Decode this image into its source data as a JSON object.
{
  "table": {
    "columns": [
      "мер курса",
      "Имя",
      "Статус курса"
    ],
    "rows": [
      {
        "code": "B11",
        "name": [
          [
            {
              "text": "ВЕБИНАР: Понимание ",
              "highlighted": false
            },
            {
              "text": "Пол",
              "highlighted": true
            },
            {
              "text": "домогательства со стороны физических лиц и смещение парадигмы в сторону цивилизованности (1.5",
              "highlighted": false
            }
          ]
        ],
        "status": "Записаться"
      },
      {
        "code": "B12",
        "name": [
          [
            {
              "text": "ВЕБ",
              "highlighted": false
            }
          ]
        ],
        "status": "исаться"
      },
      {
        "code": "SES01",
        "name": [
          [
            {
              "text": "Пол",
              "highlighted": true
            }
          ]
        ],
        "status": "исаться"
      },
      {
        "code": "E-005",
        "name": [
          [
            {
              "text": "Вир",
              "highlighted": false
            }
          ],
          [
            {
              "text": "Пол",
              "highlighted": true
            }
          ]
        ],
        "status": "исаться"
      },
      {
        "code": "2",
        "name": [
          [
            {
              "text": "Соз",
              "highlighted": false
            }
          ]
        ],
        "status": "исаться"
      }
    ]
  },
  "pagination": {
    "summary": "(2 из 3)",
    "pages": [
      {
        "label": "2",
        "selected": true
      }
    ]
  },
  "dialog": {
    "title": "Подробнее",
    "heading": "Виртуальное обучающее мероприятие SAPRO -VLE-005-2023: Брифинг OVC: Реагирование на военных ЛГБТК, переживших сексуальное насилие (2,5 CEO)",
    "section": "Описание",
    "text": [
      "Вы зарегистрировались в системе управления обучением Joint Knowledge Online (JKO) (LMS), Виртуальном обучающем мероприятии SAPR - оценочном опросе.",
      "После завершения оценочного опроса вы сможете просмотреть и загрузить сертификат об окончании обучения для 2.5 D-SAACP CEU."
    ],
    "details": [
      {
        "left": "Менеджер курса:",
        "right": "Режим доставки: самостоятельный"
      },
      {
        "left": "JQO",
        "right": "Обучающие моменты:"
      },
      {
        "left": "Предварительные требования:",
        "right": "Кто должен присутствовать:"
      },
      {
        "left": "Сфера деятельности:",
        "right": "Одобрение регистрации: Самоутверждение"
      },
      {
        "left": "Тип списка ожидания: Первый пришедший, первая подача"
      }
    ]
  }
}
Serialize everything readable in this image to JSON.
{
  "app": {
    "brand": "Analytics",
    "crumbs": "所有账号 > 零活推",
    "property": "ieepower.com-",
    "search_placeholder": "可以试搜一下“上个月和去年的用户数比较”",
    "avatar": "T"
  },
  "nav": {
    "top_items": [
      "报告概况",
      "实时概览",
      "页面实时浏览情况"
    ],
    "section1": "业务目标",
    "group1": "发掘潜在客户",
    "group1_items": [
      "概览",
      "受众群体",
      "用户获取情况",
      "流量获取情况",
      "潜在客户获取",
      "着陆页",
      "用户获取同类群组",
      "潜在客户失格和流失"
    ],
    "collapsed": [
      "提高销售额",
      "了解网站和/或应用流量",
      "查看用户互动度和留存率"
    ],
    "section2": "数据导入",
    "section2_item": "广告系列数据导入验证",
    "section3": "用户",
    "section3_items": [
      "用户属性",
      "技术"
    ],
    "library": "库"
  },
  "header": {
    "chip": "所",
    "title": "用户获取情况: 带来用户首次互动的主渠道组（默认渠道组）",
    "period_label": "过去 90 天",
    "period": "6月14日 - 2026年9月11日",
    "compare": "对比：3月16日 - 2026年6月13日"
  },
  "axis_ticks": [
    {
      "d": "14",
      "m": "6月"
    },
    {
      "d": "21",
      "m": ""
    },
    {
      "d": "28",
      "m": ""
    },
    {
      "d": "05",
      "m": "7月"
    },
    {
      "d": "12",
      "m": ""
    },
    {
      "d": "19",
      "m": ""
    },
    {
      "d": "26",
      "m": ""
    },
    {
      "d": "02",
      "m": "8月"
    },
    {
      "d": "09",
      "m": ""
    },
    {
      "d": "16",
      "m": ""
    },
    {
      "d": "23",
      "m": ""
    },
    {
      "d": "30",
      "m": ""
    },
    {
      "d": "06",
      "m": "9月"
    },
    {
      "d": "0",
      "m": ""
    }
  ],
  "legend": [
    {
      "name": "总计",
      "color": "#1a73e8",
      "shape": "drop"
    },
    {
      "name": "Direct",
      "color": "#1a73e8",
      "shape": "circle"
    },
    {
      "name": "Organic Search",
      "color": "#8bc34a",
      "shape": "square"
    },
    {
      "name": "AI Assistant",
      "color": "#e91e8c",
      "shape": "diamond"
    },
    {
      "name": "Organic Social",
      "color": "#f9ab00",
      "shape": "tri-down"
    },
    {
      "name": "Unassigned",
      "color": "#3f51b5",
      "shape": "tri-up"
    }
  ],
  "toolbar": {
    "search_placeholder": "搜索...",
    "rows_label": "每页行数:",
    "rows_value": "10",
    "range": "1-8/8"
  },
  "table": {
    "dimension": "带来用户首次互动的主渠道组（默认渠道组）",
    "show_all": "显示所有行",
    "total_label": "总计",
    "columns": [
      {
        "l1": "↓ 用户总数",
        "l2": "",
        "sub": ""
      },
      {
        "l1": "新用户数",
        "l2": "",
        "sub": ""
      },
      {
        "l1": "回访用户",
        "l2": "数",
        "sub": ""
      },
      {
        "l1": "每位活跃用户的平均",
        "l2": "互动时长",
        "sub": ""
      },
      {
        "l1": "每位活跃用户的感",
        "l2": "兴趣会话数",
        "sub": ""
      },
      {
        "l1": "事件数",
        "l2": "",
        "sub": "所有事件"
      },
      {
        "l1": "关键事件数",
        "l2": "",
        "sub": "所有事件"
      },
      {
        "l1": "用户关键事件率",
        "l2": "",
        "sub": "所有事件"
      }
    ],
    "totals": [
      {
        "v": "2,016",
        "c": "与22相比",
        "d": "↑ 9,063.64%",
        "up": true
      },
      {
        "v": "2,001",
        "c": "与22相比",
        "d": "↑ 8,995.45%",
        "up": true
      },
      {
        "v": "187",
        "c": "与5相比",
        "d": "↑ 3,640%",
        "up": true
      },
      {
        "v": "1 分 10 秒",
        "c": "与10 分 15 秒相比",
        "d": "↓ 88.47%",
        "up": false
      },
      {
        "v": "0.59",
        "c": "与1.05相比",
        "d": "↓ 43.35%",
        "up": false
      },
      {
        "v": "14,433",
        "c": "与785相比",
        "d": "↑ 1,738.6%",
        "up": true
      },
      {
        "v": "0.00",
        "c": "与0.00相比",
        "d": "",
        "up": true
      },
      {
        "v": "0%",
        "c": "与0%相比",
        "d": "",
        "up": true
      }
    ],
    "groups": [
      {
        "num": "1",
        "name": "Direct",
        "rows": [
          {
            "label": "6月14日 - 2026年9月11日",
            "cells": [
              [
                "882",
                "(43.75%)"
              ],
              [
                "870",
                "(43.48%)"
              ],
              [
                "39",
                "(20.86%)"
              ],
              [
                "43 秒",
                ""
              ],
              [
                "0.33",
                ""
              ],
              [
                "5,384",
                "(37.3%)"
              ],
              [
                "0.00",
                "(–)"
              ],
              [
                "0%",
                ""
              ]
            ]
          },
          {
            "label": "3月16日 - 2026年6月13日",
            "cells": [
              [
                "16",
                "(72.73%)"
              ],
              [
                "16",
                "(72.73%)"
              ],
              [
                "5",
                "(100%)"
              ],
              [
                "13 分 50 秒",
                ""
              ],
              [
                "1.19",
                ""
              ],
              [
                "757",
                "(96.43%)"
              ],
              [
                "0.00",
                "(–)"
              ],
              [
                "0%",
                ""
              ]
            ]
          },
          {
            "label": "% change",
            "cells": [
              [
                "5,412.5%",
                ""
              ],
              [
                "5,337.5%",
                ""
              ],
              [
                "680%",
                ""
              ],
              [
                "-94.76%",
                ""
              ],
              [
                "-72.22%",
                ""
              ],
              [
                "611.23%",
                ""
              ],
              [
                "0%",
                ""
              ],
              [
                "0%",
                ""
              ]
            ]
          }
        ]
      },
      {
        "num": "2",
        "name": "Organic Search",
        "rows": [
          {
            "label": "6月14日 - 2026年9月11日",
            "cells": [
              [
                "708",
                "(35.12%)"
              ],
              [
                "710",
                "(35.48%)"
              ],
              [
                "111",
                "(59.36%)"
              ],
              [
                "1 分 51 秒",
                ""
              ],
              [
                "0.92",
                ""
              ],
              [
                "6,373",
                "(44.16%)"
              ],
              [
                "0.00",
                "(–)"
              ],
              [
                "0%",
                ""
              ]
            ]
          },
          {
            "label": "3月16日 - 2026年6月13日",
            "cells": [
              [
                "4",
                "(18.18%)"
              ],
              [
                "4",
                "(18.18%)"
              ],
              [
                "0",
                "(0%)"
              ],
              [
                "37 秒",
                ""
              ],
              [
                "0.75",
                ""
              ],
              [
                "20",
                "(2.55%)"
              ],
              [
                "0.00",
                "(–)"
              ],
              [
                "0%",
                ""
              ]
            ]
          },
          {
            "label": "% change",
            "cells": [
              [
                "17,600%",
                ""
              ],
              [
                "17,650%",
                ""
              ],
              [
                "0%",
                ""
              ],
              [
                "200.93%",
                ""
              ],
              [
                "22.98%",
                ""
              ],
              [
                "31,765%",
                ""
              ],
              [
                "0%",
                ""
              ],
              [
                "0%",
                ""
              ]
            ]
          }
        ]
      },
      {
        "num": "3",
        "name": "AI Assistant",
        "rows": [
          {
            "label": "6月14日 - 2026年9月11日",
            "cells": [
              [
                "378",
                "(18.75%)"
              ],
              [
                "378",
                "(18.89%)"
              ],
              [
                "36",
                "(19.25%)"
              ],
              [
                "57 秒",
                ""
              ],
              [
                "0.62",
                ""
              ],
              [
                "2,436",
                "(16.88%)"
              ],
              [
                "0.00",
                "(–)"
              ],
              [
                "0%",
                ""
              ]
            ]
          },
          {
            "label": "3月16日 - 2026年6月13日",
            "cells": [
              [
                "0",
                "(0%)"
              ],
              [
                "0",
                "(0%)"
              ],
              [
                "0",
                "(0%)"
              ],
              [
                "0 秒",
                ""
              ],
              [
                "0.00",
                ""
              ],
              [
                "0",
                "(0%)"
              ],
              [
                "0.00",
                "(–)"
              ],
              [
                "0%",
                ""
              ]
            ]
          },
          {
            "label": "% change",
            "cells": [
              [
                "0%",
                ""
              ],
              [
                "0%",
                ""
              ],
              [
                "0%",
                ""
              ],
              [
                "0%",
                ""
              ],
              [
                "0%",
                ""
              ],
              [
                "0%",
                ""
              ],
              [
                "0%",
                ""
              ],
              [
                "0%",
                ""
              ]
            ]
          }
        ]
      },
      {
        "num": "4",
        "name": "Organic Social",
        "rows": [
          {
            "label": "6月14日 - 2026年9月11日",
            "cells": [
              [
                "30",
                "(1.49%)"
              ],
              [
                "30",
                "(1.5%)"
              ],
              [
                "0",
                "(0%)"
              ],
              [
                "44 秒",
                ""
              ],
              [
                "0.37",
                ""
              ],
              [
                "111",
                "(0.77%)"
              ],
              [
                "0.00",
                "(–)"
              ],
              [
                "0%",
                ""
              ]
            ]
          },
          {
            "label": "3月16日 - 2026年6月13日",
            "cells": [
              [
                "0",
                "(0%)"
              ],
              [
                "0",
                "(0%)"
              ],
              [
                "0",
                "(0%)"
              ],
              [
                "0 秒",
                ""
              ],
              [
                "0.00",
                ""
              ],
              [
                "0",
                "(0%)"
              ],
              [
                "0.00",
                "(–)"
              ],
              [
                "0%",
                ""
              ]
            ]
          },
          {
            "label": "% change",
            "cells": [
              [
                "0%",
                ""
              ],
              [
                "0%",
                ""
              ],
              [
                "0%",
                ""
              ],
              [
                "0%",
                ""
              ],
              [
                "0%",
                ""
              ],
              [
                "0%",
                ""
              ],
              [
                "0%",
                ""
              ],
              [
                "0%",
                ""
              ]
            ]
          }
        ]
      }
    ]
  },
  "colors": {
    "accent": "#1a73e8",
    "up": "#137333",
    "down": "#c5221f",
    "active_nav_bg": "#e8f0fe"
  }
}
········
• _Objective_:
Scan the entries above for the word "Social" and collect each line holding it.

• _Task result_:
      "name": "Organic Social",
        "name": "Organic Social",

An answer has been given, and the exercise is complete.